* _DESCRIPTION OF THE TASK_
Provide only the number of lines where "label" occurs.
---+---
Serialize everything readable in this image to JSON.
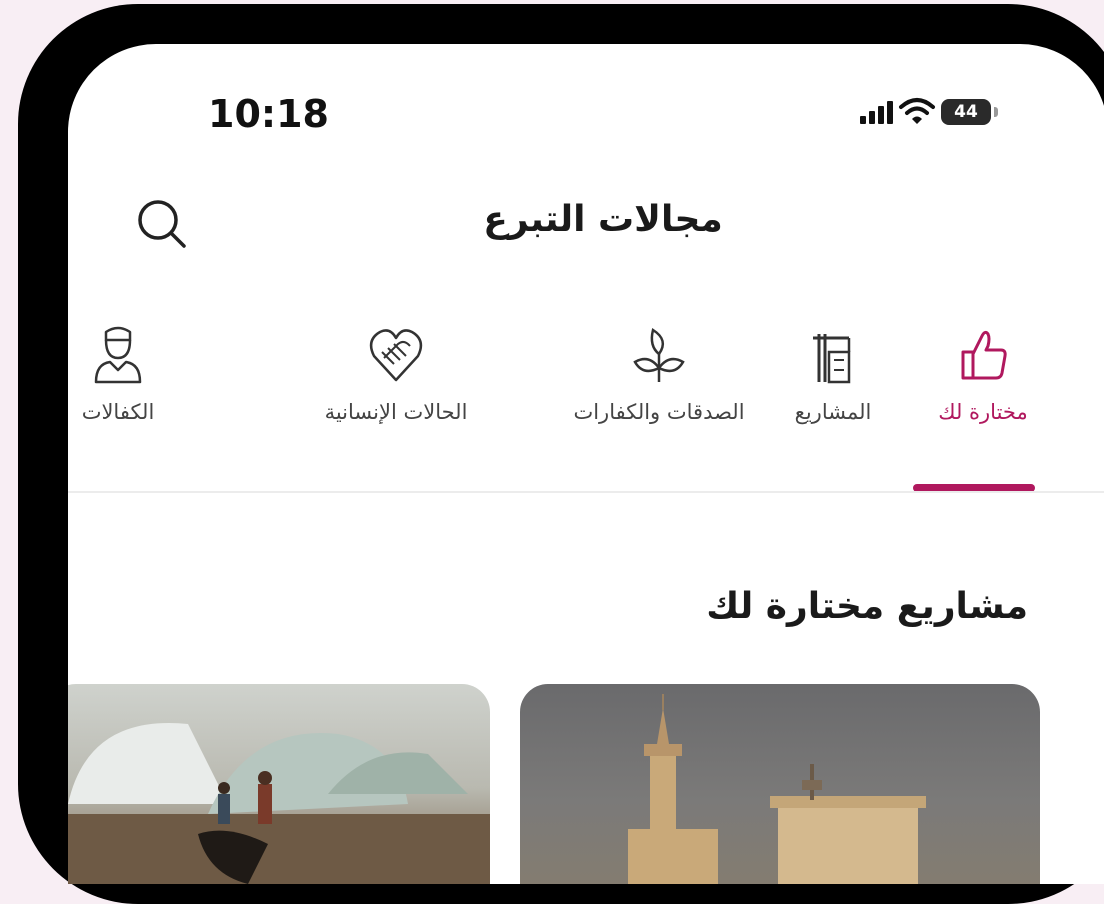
{
  "status_bar": {
    "time": "10:18",
    "battery": "44"
  },
  "header": {
    "title": "مجالات التبرع"
  },
  "tabs": [
    {
      "label": "مختارة لك",
      "icon": "thumbs-up-icon",
      "active": true
    },
    {
      "label": "المشاريع",
      "icon": "construction-crane-icon",
      "active": false
    },
    {
      "label": "الصدقات والكفارات",
      "icon": "sprout-icon",
      "active": false
    },
    {
      "label": "الحالات الإنسانية",
      "icon": "handshake-heart-icon",
      "active": false
    },
    {
      "label": "الكفالات",
      "icon": "person-icon",
      "active": false
    }
  ],
  "section": {
    "title": "مشاريع مختارة لك"
  },
  "cards": [
    {
      "image": "mosque-image"
    },
    {
      "image": "refugee-tents-image"
    }
  ],
  "colors": {
    "accent": "#b0185e",
    "text": "#1a1a1a"
  }
}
---+---
* _TASK OUTPUT_
5